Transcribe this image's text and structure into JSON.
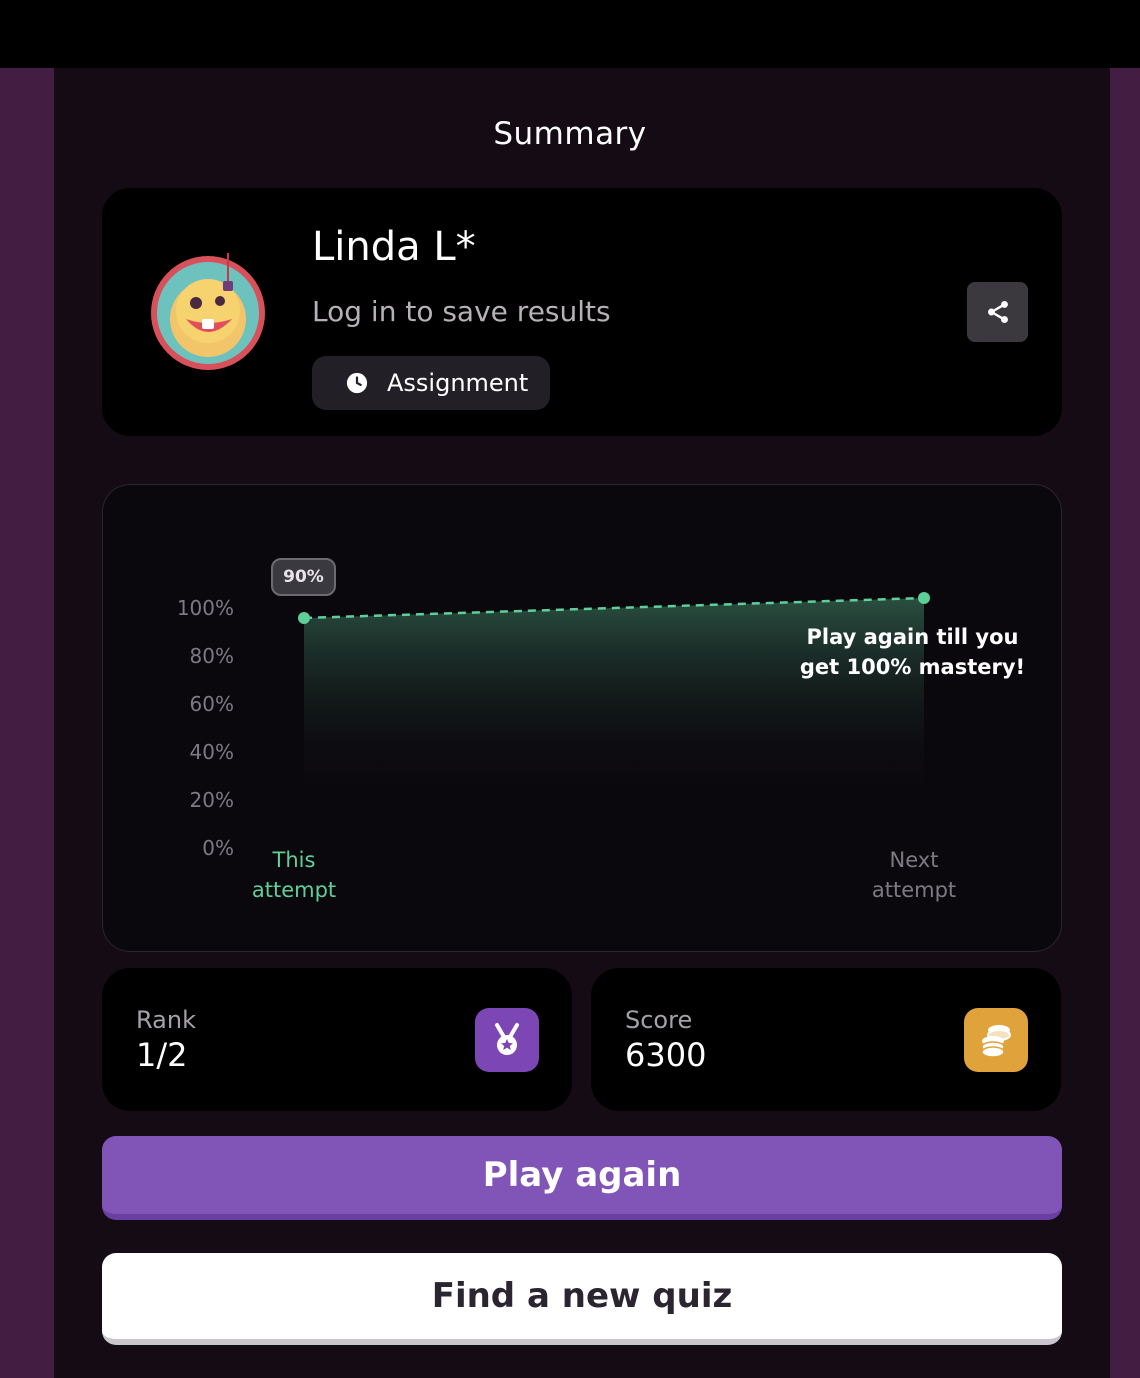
{
  "page": {
    "title": "Summary"
  },
  "profile": {
    "name": "Linda L*",
    "subtitle": "Log in to save results",
    "mode_label": "Assignment"
  },
  "chart_data": {
    "type": "area",
    "x": [
      "This attempt",
      "Next attempt"
    ],
    "series": [
      {
        "values": [
          90,
          100
        ]
      }
    ],
    "y_ticks": [
      "100%",
      "80%",
      "60%",
      "40%",
      "20%",
      "0%"
    ],
    "ylim": [
      0,
      100
    ],
    "point_label": "90%",
    "annotation": "Play again till you get 100% mastery!"
  },
  "stats": {
    "rank_label": "Rank",
    "rank_value": "1/2",
    "score_label": "Score",
    "score_value": "6300"
  },
  "actions": {
    "play_again": "Play again",
    "find_quiz": "Find a new quiz"
  },
  "colors": {
    "accent": "#8154b7",
    "line": "#5fcf9a",
    "coin": "#e0a23a"
  }
}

— WORK TO DO —
Count the lines in the entries above that include the string "Play", then give only that figure.

— FULL ANSWER —
2